**Data excerpts**
***
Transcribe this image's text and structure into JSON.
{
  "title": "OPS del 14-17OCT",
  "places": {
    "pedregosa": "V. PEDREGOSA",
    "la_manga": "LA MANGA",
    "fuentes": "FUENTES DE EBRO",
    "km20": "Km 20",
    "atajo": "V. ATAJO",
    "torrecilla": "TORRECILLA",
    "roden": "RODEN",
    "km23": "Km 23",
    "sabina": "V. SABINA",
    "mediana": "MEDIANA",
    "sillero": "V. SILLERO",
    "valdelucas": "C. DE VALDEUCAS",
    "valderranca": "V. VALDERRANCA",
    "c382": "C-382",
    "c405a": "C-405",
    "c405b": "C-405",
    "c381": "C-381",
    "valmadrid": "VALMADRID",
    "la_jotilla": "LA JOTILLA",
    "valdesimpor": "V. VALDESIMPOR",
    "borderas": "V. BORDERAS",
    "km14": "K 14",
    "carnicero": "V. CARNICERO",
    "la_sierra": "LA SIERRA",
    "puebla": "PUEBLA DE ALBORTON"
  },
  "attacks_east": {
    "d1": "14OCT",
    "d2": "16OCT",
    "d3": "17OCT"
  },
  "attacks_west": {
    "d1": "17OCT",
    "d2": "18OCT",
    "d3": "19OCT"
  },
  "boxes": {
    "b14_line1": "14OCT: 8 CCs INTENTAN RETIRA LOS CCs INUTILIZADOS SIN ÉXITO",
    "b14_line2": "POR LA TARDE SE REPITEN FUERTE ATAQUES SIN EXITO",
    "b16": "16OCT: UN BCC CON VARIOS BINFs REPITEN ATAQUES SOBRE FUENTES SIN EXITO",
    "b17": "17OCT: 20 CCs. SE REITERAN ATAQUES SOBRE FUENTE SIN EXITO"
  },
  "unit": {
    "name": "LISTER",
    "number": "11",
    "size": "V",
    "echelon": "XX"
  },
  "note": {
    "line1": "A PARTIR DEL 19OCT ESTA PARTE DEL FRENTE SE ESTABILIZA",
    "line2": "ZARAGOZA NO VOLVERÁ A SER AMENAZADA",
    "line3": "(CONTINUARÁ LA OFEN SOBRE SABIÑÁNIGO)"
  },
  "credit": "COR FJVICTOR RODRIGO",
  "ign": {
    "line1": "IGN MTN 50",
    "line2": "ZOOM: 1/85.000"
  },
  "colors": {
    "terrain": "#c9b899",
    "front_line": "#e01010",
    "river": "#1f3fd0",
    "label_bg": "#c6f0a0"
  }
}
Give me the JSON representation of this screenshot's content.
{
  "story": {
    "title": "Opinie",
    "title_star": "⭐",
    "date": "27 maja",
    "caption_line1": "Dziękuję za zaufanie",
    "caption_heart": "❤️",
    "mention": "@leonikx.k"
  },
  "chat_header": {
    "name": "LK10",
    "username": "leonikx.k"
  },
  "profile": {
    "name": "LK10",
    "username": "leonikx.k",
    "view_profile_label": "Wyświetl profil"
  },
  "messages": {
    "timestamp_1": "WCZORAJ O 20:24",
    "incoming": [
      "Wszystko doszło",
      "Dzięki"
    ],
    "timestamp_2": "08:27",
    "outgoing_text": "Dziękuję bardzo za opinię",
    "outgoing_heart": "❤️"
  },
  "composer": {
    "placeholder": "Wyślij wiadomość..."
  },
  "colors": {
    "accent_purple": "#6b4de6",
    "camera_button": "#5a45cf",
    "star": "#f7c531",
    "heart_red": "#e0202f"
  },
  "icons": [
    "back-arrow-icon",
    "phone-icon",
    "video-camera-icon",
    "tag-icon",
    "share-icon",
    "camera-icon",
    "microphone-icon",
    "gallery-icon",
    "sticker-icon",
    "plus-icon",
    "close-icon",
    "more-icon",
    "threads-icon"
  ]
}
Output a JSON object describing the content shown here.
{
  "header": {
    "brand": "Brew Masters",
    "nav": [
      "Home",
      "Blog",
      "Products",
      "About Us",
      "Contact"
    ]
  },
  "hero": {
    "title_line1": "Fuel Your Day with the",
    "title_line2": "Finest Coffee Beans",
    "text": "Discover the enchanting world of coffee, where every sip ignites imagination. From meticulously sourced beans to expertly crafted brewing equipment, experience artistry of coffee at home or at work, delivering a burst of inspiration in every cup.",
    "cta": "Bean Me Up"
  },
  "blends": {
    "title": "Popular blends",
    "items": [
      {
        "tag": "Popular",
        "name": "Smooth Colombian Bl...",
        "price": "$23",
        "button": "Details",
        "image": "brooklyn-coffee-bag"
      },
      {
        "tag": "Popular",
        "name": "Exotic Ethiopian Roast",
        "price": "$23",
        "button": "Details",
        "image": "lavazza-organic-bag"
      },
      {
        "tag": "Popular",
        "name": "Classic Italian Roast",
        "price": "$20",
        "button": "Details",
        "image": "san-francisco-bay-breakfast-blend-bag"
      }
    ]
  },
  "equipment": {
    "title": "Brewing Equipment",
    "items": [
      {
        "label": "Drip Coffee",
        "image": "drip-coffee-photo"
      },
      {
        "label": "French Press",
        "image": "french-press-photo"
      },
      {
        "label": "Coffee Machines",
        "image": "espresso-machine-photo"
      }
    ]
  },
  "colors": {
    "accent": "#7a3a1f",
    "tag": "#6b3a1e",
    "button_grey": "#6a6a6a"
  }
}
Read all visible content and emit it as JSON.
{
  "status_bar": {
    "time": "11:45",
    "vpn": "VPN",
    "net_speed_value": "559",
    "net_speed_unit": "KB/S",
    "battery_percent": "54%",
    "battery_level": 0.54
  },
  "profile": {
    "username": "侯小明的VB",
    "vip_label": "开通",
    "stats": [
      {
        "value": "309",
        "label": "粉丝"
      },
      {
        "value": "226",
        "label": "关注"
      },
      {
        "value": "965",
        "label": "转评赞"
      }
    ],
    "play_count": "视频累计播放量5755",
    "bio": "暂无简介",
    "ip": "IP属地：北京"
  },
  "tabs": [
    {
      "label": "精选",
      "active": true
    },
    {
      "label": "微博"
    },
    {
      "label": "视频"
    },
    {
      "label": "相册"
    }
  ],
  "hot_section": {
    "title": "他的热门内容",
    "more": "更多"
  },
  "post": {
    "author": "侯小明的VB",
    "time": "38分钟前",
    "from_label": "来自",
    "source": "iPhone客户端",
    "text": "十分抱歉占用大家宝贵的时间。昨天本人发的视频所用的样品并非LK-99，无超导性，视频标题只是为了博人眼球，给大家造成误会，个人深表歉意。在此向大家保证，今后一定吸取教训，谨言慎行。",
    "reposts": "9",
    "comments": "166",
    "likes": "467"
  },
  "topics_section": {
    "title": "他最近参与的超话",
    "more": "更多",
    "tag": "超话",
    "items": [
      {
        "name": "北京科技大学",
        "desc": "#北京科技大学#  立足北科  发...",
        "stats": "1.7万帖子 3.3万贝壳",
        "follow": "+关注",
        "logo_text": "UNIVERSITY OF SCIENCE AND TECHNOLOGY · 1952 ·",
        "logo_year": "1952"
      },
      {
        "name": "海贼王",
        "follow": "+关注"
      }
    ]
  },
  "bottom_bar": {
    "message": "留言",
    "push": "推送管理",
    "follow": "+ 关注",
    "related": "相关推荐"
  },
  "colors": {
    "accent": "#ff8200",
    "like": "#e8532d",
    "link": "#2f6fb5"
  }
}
***
**Objective**
Pick out the lines above containing the word "FUENTES", then copy them.

**Output of the exercise**
    "fuentes": "FUENTES DE EBRO",
    "b16": "16OCT: UN BCC CON VARIOS BINFs REPITEN ATAQUES SOBRE FUENTES SIN EXITO",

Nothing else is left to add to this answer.